• **WHAT THE TASK REQUIRES**:
Transcribe the records below exactly.

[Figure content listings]
- - - -

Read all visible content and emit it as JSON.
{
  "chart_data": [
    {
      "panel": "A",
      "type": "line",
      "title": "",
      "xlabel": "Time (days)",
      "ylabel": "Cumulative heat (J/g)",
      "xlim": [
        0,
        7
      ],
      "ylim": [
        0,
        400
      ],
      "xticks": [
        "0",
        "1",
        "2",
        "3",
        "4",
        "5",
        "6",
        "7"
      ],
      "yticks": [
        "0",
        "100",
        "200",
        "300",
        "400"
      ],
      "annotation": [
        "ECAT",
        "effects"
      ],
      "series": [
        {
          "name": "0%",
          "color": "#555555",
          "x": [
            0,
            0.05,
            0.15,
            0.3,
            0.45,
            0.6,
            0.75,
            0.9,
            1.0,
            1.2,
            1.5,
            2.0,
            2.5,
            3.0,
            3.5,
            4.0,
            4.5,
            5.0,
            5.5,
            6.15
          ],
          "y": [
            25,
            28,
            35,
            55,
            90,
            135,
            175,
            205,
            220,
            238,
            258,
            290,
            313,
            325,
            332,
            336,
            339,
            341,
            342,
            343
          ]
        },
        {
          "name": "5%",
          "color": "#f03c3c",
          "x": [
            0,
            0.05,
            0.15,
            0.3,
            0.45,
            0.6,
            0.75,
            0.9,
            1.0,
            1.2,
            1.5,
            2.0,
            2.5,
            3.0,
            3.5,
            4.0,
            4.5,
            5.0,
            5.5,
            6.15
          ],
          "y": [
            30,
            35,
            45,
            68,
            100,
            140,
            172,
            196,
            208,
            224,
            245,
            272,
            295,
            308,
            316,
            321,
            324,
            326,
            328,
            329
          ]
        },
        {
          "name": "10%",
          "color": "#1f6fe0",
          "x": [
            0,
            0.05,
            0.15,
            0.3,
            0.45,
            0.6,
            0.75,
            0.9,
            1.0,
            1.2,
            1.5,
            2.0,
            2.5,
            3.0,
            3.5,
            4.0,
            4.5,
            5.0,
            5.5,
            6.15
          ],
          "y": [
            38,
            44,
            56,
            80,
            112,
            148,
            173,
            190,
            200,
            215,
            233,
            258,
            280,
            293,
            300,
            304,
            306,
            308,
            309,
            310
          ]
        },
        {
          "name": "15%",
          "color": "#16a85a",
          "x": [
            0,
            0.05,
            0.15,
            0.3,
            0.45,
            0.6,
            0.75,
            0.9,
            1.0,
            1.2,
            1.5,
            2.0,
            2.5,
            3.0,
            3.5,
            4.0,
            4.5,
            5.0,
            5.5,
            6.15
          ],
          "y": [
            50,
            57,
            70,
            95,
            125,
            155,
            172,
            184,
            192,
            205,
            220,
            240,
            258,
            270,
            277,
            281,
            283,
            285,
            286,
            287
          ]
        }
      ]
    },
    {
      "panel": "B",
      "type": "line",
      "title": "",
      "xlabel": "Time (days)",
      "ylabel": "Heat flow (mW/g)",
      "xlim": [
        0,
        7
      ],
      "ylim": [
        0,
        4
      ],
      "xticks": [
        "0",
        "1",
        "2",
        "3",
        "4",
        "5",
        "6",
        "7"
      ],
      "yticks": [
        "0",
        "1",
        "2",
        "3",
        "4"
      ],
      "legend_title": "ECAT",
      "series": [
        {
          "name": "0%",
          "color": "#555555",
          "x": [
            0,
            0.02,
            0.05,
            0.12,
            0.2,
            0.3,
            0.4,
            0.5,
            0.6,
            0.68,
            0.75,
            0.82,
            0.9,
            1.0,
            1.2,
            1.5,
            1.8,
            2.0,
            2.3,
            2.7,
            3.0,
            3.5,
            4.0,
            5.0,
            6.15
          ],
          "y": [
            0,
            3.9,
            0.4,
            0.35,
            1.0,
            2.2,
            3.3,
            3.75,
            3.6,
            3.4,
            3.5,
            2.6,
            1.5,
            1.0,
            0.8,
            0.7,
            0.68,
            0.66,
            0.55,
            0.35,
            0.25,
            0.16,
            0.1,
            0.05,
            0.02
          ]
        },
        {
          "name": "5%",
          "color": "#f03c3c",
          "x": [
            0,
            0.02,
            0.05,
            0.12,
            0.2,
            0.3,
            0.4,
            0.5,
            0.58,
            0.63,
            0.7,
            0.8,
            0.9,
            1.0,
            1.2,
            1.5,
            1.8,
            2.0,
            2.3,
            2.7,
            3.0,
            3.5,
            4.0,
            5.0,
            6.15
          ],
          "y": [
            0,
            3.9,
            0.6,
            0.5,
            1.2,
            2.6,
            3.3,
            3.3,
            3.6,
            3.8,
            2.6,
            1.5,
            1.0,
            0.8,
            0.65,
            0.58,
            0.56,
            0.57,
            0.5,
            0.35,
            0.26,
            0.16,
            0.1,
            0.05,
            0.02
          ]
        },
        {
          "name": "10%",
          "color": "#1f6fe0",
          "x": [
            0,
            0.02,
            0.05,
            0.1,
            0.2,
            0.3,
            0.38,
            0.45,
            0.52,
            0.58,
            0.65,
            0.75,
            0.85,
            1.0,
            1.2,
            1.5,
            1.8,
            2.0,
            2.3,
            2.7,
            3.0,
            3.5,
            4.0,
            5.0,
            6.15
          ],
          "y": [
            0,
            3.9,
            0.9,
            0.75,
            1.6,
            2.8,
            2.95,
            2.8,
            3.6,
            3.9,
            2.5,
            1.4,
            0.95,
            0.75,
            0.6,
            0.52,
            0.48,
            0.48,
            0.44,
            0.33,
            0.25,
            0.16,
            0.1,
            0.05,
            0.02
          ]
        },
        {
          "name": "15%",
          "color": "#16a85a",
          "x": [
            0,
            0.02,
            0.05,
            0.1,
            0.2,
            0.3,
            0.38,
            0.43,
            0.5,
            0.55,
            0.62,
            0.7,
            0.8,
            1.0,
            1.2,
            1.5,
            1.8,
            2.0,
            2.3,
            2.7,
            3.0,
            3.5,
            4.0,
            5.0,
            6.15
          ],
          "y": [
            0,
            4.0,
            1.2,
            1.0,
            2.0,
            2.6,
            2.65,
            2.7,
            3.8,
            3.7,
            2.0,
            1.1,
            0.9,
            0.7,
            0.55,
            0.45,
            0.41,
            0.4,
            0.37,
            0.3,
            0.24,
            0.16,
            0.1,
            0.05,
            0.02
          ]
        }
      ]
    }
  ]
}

- - - -

• **WRITTEN REPLY**:
Read all visible content and emit it as JSON.
{
  "chart_data": [
    {
      "panel": "A",
      "type": "line",
      "title": "",
      "xlabel": "Time (days)",
      "ylabel": "Cumulative heat (J/g)",
      "xlim": [
        0,
        7
      ],
      "ylim": [
        0,
        400
      ],
      "xticks": [
        "0",
        "1",
        "2",
        "3",
        "4",
        "5",
        "6",
        "7"
      ],
      "yticks": [
        "0",
        "100",
        "200",
        "300",
        "400"
      ],
      "annotation": [
        "ECAT",
        "effects"
      ],
      "series": [
        {
          "name": "0%",
          "color": "#555555",
          "x": [
            0,
            0.05,
            0.15,
            0.3,
            0.45,
            0.6,
            0.75,
            0.9,
            1.0,
            1.2,
            1.5,
            2.0,
            2.5,
            3.0,
            3.5,
            4.0,
            4.5,
            5.0,
            5.5,
            6.15
          ],
          "y": [
            25,
            28,
            35,
            55,
            90,
            135,
            175,
            205,
            220,
            238,
            258,
            290,
            313,
            325,
            332,
            336,
            339,
            341,
            342,
            343
          ]
        },
        {
          "name": "5%",
          "color": "#f03c3c",
          "x": [
            0,
            0.05,
            0.15,
            0.3,
            0.45,
            0.6,
            0.75,
            0.9,
            1.0,
            1.2,
            1.5,
            2.0,
            2.5,
            3.0,
            3.5,
            4.0,
            4.5,
            5.0,
            5.5,
            6.15
          ],
          "y": [
            30,
            35,
            45,
            68,
            100,
            140,
            172,
            196,
            208,
            224,
            245,
            272,
            295,
            308,
            316,
            321,
            324,
            326,
            328,
            329
          ]
        },
        {
          "name": "10%",
          "color": "#1f6fe0",
          "x": [
            0,
            0.05,
            0.15,
            0.3,
            0.45,
            0.6,
            0.75,
            0.9,
            1.0,
            1.2,
            1.5,
            2.0,
            2.5,
            3.0,
            3.5,
            4.0,
            4.5,
            5.0,
            5.5,
            6.15
          ],
          "y": [
            38,
            44,
            56,
            80,
            112,
            148,
            173,
            190,
            200,
            215,
            233,
            258,
            280,
            293,
            300,
            304,
            306,
            308,
            309,
            310
          ]
        },
        {
          "name": "15%",
          "color": "#16a85a",
          "x": [
            0,
            0.05,
            0.15,
            0.3,
            0.45,
            0.6,
            0.75,
            0.9,
            1.0,
            1.2,
            1.5,
            2.0,
            2.5,
            3.0,
            3.5,
            4.0,
            4.5,
            5.0,
            5.5,
            6.15
          ],
          "y": [
            50,
            57,
            70,
            95,
            125,
            155,
            172,
            184,
            192,
            205,
            220,
            240,
            258,
            270,
            277,
            281,
            283,
            285,
            286,
            287
          ]
        }
      ]
    },
    {
      "panel": "B",
      "type": "line",
      "title": "",
      "xlabel": "Time (days)",
      "ylabel": "Heat flow (mW/g)",
      "xlim": [
        0,
        7
      ],
      "ylim": [
        0,
        4
      ],
      "xticks": [
        "0",
        "1",
        "2",
        "3",
        "4",
        "5",
        "6",
        "7"
      ],
      "yticks": [
        "0",
        "1",
        "2",
        "3",
        "4"
      ],
      "legend_title": "ECAT",
      "series": [
        {
          "name": "0%",
          "color": "#555555",
          "x": [
            0,
            0.02,
            0.05,
            0.12,
            0.2,
            0.3,
            0.4,
            0.5,
            0.6,
            0.68,
            0.75,
            0.82,
            0.9,
            1.0,
            1.2,
            1.5,
            1.8,
            2.0,
            2.3,
            2.7,
            3.0,
            3.5,
            4.0,
            5.0,
            6.15
          ],
          "y": [
            0,
            3.9,
            0.4,
            0.35,
            1.0,
            2.2,
            3.3,
            3.75,
            3.6,
            3.4,
            3.5,
            2.6,
            1.5,
            1.0,
            0.8,
            0.7,
            0.68,
            0.66,
            0.55,
            0.35,
            0.25,
            0.16,
            0.1,
            0.05,
            0.02
          ]
        },
        {
          "name": "5%",
          "color": "#f03c3c",
          "x": [
            0,
            0.02,
            0.05,
            0.12,
            0.2,
            0.3,
            0.4,
            0.5,
            0.58,
            0.63,
            0.7,
            0.8,
            0.9,
            1.0,
            1.2,
            1.5,
            1.8,
            2.0,
            2.3,
            2.7,
            3.0,
            3.5,
            4.0,
            5.0,
            6.15
          ],
          "y": [
            0,
            3.9,
            0.6,
            0.5,
            1.2,
            2.6,
            3.3,
            3.3,
            3.6,
            3.8,
            2.6,
            1.5,
            1.0,
            0.8,
            0.65,
            0.58,
            0.56,
            0.57,
            0.5,
            0.35,
            0.26,
            0.16,
            0.1,
            0.05,
            0.02
          ]
        },
        {
          "name": "10%",
          "color": "#1f6fe0",
          "x": [
            0,
            0.02,
            0.05,
            0.1,
            0.2,
            0.3,
            0.38,
            0.45,
            0.52,
            0.58,
            0.65,
            0.75,
            0.85,
            1.0,
            1.2,
            1.5,
            1.8,
            2.0,
            2.3,
            2.7,
            3.0,
            3.5,
            4.0,
            5.0,
            6.15
          ],
          "y": [
            0,
            3.9,
            0.9,
            0.75,
            1.6,
            2.8,
            2.95,
            2.8,
            3.6,
            3.9,
            2.5,
            1.4,
            0.95,
            0.75,
            0.6,
            0.52,
            0.48,
            0.48,
            0.44,
            0.33,
            0.25,
            0.16,
            0.1,
            0.05,
            0.02
          ]
        },
        {
          "name": "15%",
          "color": "#16a85a",
          "x": [
            0,
            0.02,
            0.05,
            0.1,
            0.2,
            0.3,
            0.38,
            0.43,
            0.5,
            0.55,
            0.62,
            0.7,
            0.8,
            1.0,
            1.2,
            1.5,
            1.8,
            2.0,
            2.3,
            2.7,
            3.0,
            3.5,
            4.0,
            5.0,
            6.15
          ],
          "y": [
            0,
            4.0,
            1.2,
            1.0,
            2.0,
            2.6,
            2.65,
            2.7,
            3.8,
            3.7,
            2.0,
            1.1,
            0.9,
            0.7,
            0.55,
            0.45,
            0.41,
            0.4,
            0.37,
            0.3,
            0.24,
            0.16,
            0.1,
            0.05,
            0.02
          ]
        }
      ]
    }
  ]
}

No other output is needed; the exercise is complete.